» TASK OBJECTIVE: Pictures appear in the records below; write out everything else exactly.

» DATA FOR THE TASK:
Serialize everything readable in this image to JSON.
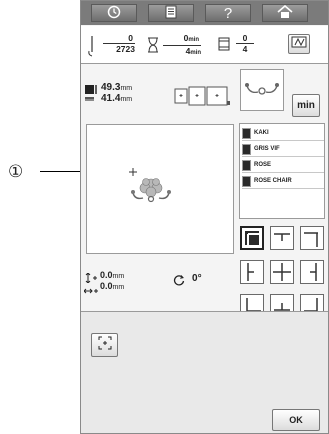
{
  "callout": {
    "marker": "①"
  },
  "topbar": {
    "icons": [
      "clock-icon",
      "document-icon",
      "help-icon",
      "home-icon"
    ],
    "help_label": "?"
  },
  "counters": {
    "stitch_current": "0",
    "stitch_total": "2723",
    "time_current": "0",
    "time_current_unit": "min",
    "time_total": "4",
    "time_total_unit": "min",
    "color_current": "0",
    "color_total": "4"
  },
  "size": {
    "width_value": "41.4",
    "width_unit": "mm",
    "height_value": "49.3",
    "height_unit": "mm"
  },
  "min_button": {
    "label": "min"
  },
  "threads": [
    {
      "name": "KAKI",
      "color": "#3a3a3a"
    },
    {
      "name": "GRIS VIF",
      "color": "#3a3a3a"
    },
    {
      "name": "ROSE",
      "color": "#3a3a3a"
    },
    {
      "name": "ROSE CHAIR",
      "color": "#3a3a3a"
    }
  ],
  "position": {
    "vertical_value": "0.0",
    "vertical_unit": "mm",
    "horizontal_value": "0.0",
    "horizontal_unit": "mm",
    "rotation_value": "0",
    "rotation_unit": "°"
  },
  "ok_button": {
    "label": "OK"
  },
  "colors": {
    "bar": "#7b7b7b",
    "panel": "#f4f4f4",
    "accent": "#222222"
  }
}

» RESULT FOR THIS TASK:
Serialize everything readable in this image to JSON.
{
  "callout": {
    "marker": "①"
  },
  "topbar": {
    "icons": [
      "clock-icon",
      "document-icon",
      "help-icon",
      "home-icon"
    ],
    "help_label": "?"
  },
  "counters": {
    "stitch_current": "0",
    "stitch_total": "2723",
    "time_current": "0",
    "time_current_unit": "min",
    "time_total": "4",
    "time_total_unit": "min",
    "color_current": "0",
    "color_total": "4"
  },
  "size": {
    "width_value": "41.4",
    "width_unit": "mm",
    "height_value": "49.3",
    "height_unit": "mm"
  },
  "min_button": {
    "label": "min"
  },
  "threads": [
    {
      "name": "KAKI",
      "color": "#3a3a3a"
    },
    {
      "name": "GRIS VIF",
      "color": "#3a3a3a"
    },
    {
      "name": "ROSE",
      "color": "#3a3a3a"
    },
    {
      "name": "ROSE CHAIR",
      "color": "#3a3a3a"
    }
  ],
  "position": {
    "vertical_value": "0.0",
    "vertical_unit": "mm",
    "horizontal_value": "0.0",
    "horizontal_unit": "mm",
    "rotation_value": "0",
    "rotation_unit": "°"
  },
  "ok_button": {
    "label": "OK"
  },
  "colors": {
    "bar": "#7b7b7b",
    "panel": "#f4f4f4",
    "accent": "#222222"
  }
}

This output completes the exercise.